(Rows from a dataset)

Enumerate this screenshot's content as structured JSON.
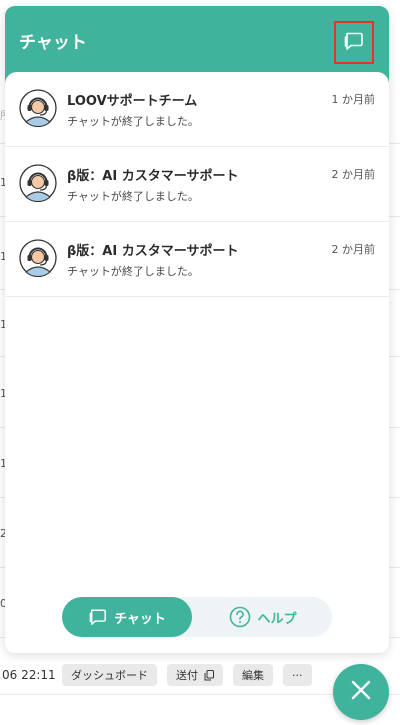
{
  "background": {
    "fragments": [
      "所",
      "1",
      "1",
      "1",
      "1",
      "1",
      "2",
      "0"
    ],
    "bottom_row": {
      "datetime": "06 22:11",
      "chips": [
        "ダッシュボード",
        "送付",
        "編集",
        "···"
      ]
    }
  },
  "widget": {
    "title": "チャット",
    "conversations": [
      {
        "name": "LOOVサポートチーム",
        "preview": "チャットが終了しました。",
        "time": "1 か月前"
      },
      {
        "name": "β版：AI カスタマーサポート",
        "preview": "チャットが終了しました。",
        "time": "2 か月前"
      },
      {
        "name": "β版：AI カスタマーサポート",
        "preview": "チャットが終了しました。",
        "time": "2 か月前"
      }
    ],
    "tabs": {
      "chat": "チャット",
      "help": "ヘルプ"
    }
  },
  "colors": {
    "accent": "#3fb39c",
    "highlight": "#e5352a"
  },
  "icons": {
    "new_chat": "chat-bubble-icon",
    "close": "close-icon",
    "help": "question-circle-icon",
    "copy": "copy-icon"
  }
}
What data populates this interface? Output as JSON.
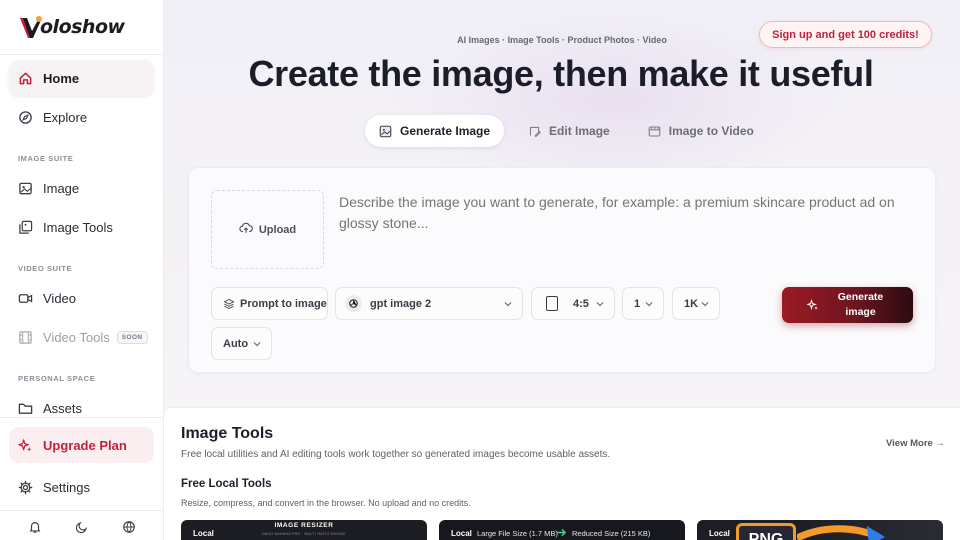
{
  "brand": {
    "logo_text": "oloshow",
    "accent": "#c4203b"
  },
  "sidebar": {
    "items": [
      {
        "label": "Home",
        "icon": "home-icon",
        "active": true
      },
      {
        "label": "Explore",
        "icon": "compass-icon"
      },
      {
        "label": "Image",
        "icon": "image-icon"
      },
      {
        "label": "Image Tools",
        "icon": "image-tools-icon"
      },
      {
        "label": "Video",
        "icon": "video-icon"
      },
      {
        "label": "Video Tools",
        "icon": "film-icon",
        "badge": "SOON",
        "disabled": true
      },
      {
        "label": "Assets",
        "icon": "folder-icon"
      }
    ],
    "sections": {
      "image": "IMAGE SUITE",
      "video": "VIDEO SUITE",
      "personal": "PERSONAL SPACE"
    },
    "upgrade": {
      "label": "Upgrade Plan",
      "icon": "sparkle-icon"
    },
    "settings": {
      "label": "Settings",
      "icon": "gear-icon"
    },
    "bottom_icons": [
      "bell-icon",
      "moon-icon",
      "globe-icon"
    ]
  },
  "header": {
    "signup_label": "Sign up and get 100 credits!",
    "kicker": "AI Images · Image Tools · Product Photos · Video",
    "headline": "Create the image, then make it useful"
  },
  "tabs": [
    {
      "label": "Generate Image",
      "icon": "image-icon",
      "active": true
    },
    {
      "label": "Edit Image",
      "icon": "edit-image-icon"
    },
    {
      "label": "Image to Video",
      "icon": "film-icon"
    }
  ],
  "composer": {
    "upload_label": "Upload",
    "prompt_placeholder": "Describe the image you want to generate, for example: a premium skincare product ad on glossy stone...",
    "prompt_mode": "Prompt to image",
    "model": "gpt image 2",
    "aspect_ratio": "4:5",
    "count": "1",
    "resolution": "1K",
    "quality": "Auto",
    "generate_label": "Generate image"
  },
  "tools": {
    "title": "Image Tools",
    "subtitle": "Free local utilities and AI editing tools work together so generated images become usable assets.",
    "view_more": "View More →",
    "local_title": "Free Local Tools",
    "local_subtitle": "Resize, compress, and convert in the browser. No upload and no credits.",
    "cards": [
      {
        "tag": "Local",
        "heading": "IMAGE RESIZER",
        "caption": "NANO BANANA PRO · MULTI RATIO ENGINE"
      },
      {
        "tag": "Local",
        "before": "Large File Size (1.7 MB)",
        "after": "Reduced Size (215 KB)"
      },
      {
        "tag": "Local",
        "format": "PNG"
      }
    ]
  }
}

**Short exercise**. Above are records; say how many of their lines contain the word "JSON", giving only the number.

**Correct result**. 2